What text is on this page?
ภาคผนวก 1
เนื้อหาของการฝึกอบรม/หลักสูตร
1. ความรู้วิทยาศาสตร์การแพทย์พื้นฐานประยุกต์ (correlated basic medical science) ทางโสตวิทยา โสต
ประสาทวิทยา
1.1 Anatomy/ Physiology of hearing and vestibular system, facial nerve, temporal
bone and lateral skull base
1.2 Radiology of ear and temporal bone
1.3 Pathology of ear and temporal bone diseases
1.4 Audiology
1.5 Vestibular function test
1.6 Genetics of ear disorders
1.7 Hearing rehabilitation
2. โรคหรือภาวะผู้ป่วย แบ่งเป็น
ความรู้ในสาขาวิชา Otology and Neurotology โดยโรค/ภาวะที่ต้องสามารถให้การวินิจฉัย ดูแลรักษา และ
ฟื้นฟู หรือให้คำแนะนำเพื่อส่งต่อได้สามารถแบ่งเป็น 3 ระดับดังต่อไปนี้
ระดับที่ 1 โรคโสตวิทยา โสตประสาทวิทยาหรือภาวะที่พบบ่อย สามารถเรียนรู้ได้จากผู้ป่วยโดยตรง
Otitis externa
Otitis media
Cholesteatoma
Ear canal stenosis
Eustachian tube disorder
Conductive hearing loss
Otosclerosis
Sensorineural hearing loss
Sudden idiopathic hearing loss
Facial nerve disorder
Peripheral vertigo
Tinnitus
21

INSTRUCTIONS FOR THE TASK: Restate each record word for word.

FINAL RESULT:
What text is on this page?
ภาคผนวก 1
เนื้อหาของการฝึกอบรม/หลักสูตร
1. ความรู้วิทยาศาสตร์การแพทย์พื้นฐานประยุกต์ (correlated basic medical science) ทางโสตวิทยา โสต
ประสาทวิทยา
1.1 Anatomy/ Physiology of hearing and vestibular system, facial nerve, temporal
bone and lateral skull base
1.2 Radiology of ear and temporal bone
1.3 Pathology of ear and temporal bone diseases
1.4 Audiology
1.5 Vestibular function test
1.6 Genetics of ear disorders
1.7 Hearing rehabilitation
2. โรคหรือภาวะผู้ป่วย แบ่งเป็น
ความรู้ในสาขาวิชา Otology and Neurotology โดยโรค/ภาวะที่ต้องสามารถให้การวินิจฉัย ดูแลรักษา และ
ฟื้นฟู หรือให้คำแนะนำเพื่อส่งต่อได้สามารถแบ่งเป็น 3 ระดับดังต่อไปนี้
ระดับที่ 1 โรคโสตวิทยา โสตประสาทวิทยาหรือภาวะที่พบบ่อย สามารถเรียนรู้ได้จากผู้ป่วยโดยตรง
Otitis externa
Otitis media
Cholesteatoma
Ear canal stenosis
Eustachian tube disorder
Conductive hearing loss
Otosclerosis
Sensorineural hearing loss
Sudden idiopathic hearing loss
Facial nerve disorder
Peripheral vertigo
Tinnitus
21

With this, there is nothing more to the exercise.